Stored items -
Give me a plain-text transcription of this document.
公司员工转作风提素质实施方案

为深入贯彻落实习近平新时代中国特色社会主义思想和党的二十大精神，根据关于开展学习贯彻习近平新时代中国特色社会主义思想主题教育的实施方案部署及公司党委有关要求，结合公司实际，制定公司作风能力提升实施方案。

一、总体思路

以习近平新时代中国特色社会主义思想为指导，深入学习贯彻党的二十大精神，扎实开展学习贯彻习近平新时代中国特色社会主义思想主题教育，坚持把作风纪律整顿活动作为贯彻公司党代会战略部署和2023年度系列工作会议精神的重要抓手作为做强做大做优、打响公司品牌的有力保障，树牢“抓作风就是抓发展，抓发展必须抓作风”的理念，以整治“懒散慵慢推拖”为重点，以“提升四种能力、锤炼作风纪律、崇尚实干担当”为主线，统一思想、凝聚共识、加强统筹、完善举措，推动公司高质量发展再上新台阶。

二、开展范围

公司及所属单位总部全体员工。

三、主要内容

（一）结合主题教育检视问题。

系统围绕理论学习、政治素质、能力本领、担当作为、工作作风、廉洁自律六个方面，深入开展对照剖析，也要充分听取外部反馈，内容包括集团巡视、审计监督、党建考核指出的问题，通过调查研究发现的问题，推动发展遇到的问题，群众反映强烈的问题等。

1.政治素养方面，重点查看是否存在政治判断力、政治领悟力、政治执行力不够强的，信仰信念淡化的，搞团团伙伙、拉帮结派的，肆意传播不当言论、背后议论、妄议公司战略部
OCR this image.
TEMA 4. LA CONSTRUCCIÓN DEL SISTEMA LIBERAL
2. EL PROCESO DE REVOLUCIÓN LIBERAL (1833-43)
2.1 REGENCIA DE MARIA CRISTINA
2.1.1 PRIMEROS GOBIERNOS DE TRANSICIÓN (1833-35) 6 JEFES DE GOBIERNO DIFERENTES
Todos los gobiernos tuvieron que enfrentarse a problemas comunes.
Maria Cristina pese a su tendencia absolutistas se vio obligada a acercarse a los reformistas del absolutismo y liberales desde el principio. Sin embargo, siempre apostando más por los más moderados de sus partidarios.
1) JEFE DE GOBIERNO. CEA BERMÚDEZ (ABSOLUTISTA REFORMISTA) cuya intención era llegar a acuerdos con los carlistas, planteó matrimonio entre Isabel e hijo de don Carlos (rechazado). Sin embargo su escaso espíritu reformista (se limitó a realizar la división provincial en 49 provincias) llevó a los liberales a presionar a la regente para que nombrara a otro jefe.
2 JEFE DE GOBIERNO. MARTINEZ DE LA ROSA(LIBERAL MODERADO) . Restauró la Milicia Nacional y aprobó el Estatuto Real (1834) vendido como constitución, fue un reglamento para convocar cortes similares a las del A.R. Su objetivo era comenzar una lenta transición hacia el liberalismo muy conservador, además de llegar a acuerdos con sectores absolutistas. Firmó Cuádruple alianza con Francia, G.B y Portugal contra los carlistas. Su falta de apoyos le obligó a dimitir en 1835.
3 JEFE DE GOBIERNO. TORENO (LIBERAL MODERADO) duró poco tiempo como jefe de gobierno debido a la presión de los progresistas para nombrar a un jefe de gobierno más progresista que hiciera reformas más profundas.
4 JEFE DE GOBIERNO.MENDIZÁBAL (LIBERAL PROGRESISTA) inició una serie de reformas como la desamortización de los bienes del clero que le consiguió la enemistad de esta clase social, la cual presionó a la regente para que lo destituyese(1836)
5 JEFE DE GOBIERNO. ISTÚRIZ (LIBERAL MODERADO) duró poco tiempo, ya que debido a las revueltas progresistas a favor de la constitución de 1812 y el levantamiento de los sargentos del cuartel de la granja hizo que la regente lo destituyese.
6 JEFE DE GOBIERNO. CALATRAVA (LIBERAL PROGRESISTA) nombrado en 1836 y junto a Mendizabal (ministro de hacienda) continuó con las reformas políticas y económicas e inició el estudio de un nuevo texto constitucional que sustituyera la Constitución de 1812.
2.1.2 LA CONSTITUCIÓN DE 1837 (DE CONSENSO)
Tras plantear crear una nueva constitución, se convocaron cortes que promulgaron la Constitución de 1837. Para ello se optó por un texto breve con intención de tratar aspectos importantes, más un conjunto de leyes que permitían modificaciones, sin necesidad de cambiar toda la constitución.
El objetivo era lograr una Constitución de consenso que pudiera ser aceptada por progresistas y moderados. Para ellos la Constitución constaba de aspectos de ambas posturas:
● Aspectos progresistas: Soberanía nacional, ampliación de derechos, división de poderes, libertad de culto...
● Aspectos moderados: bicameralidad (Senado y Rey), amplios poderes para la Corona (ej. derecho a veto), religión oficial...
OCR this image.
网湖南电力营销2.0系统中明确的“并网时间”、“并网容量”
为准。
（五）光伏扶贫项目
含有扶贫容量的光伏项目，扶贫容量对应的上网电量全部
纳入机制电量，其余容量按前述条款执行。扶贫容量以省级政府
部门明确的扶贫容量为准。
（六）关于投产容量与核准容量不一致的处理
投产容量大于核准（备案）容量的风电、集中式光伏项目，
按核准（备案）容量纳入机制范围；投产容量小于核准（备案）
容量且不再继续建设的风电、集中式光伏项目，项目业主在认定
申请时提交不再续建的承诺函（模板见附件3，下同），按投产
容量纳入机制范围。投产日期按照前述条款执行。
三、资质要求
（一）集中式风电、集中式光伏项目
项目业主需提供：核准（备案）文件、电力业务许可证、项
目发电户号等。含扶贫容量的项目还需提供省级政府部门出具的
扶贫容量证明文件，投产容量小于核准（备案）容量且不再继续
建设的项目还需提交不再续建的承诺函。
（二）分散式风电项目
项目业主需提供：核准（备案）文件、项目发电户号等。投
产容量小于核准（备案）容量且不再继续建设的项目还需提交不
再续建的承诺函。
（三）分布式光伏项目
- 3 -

Set problem - Copy every line in the records above that contains the word "intención".

Task result -
1) JEFE DE GOBIERNO. CEA BERMÚDEZ (ABSOLUTISTA REFORMISTA) cuya intención era llegar a acuerdos con los carlistas, planteó matrimonio entre Isabel e hijo de don Carlos (rechazado). Sin embargo su escaso espíritu reformista (se limitó a realizar la división provincial en 49 provincias) llevó a los liberales a presionar a la regente para que nombrara a otro jefe.
Tras plantear crear una nueva constitución, se convocaron cortes que promulgaron la Constitución de 1837. Para ello se optó por un texto breve con intención de tratar aspectos importantes, más un conjunto de leyes que permitían modificaciones, sin necesidad de cambiar toda la constitución.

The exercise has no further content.